▸ Your goal:
Below are some records; give them all again exactly, but not the pictures.

▸ Data extract:
⁂

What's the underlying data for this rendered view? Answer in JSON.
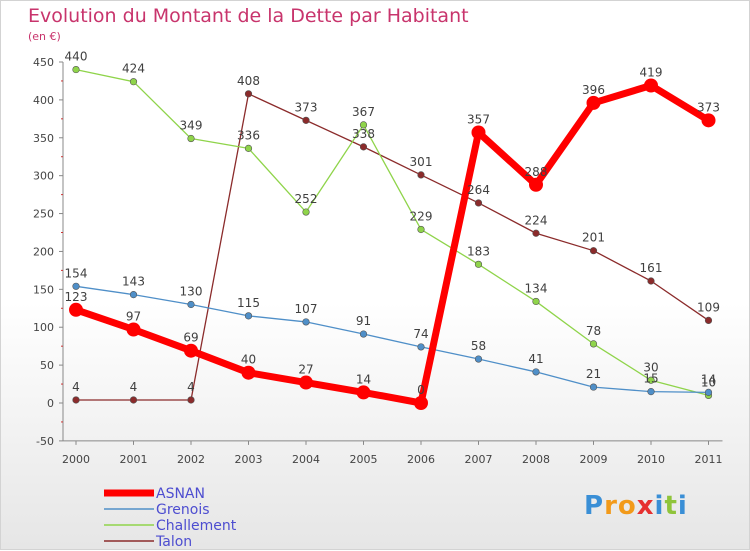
{
  "chart_data": {
    "type": "line",
    "title": "Evolution du Montant de la Dette par Habitant",
    "subtitle": "(en €)",
    "x": [
      "2000",
      "2001",
      "2002",
      "2003",
      "2004",
      "2005",
      "2006",
      "2007",
      "2008",
      "2009",
      "2010",
      "2011"
    ],
    "ylim": [
      -50,
      450
    ],
    "yticks": [
      -50,
      0,
      50,
      100,
      150,
      200,
      250,
      300,
      350,
      400,
      450
    ],
    "grid": false,
    "legend_position": "bottom-left",
    "series": [
      {
        "name": "ASNAN",
        "color": "#ff0000",
        "values": [
          123,
          97,
          69,
          40,
          27,
          14,
          0,
          357,
          288,
          396,
          419,
          373
        ]
      },
      {
        "name": "Grenois",
        "color": "#4f8fc8",
        "values": [
          154,
          143,
          130,
          115,
          107,
          91,
          74,
          58,
          41,
          21,
          15,
          14
        ]
      },
      {
        "name": "Challement",
        "color": "#8fd44a",
        "values": [
          440,
          424,
          349,
          336,
          252,
          367,
          229,
          183,
          134,
          78,
          30,
          10
        ]
      },
      {
        "name": "Talon",
        "color": "#8b2b2b",
        "values": [
          4,
          4,
          4,
          408,
          373,
          338,
          301,
          264,
          224,
          201,
          161,
          109
        ]
      }
    ]
  },
  "logo": {
    "letters": [
      "P",
      "r",
      "o",
      "x",
      "i",
      "t",
      "i"
    ]
  }
}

⁂

▸ Expected answer:
What's the underlying data for this rendered view? Answer in JSON.
{
  "chart_data": {
    "type": "line",
    "title": "Evolution du Montant de la Dette par Habitant",
    "subtitle": "(en €)",
    "x": [
      "2000",
      "2001",
      "2002",
      "2003",
      "2004",
      "2005",
      "2006",
      "2007",
      "2008",
      "2009",
      "2010",
      "2011"
    ],
    "ylim": [
      -50,
      450
    ],
    "yticks": [
      -50,
      0,
      50,
      100,
      150,
      200,
      250,
      300,
      350,
      400,
      450
    ],
    "grid": false,
    "legend_position": "bottom-left",
    "series": [
      {
        "name": "ASNAN",
        "color": "#ff0000",
        "values": [
          123,
          97,
          69,
          40,
          27,
          14,
          0,
          357,
          288,
          396,
          419,
          373
        ]
      },
      {
        "name": "Grenois",
        "color": "#4f8fc8",
        "values": [
          154,
          143,
          130,
          115,
          107,
          91,
          74,
          58,
          41,
          21,
          15,
          14
        ]
      },
      {
        "name": "Challement",
        "color": "#8fd44a",
        "values": [
          440,
          424,
          349,
          336,
          252,
          367,
          229,
          183,
          134,
          78,
          30,
          10
        ]
      },
      {
        "name": "Talon",
        "color": "#8b2b2b",
        "values": [
          4,
          4,
          4,
          408,
          373,
          338,
          301,
          264,
          224,
          201,
          161,
          109
        ]
      }
    ]
  },
  "logo": {
    "letters": [
      "P",
      "r",
      "o",
      "x",
      "i",
      "t",
      "i"
    ]
  }
}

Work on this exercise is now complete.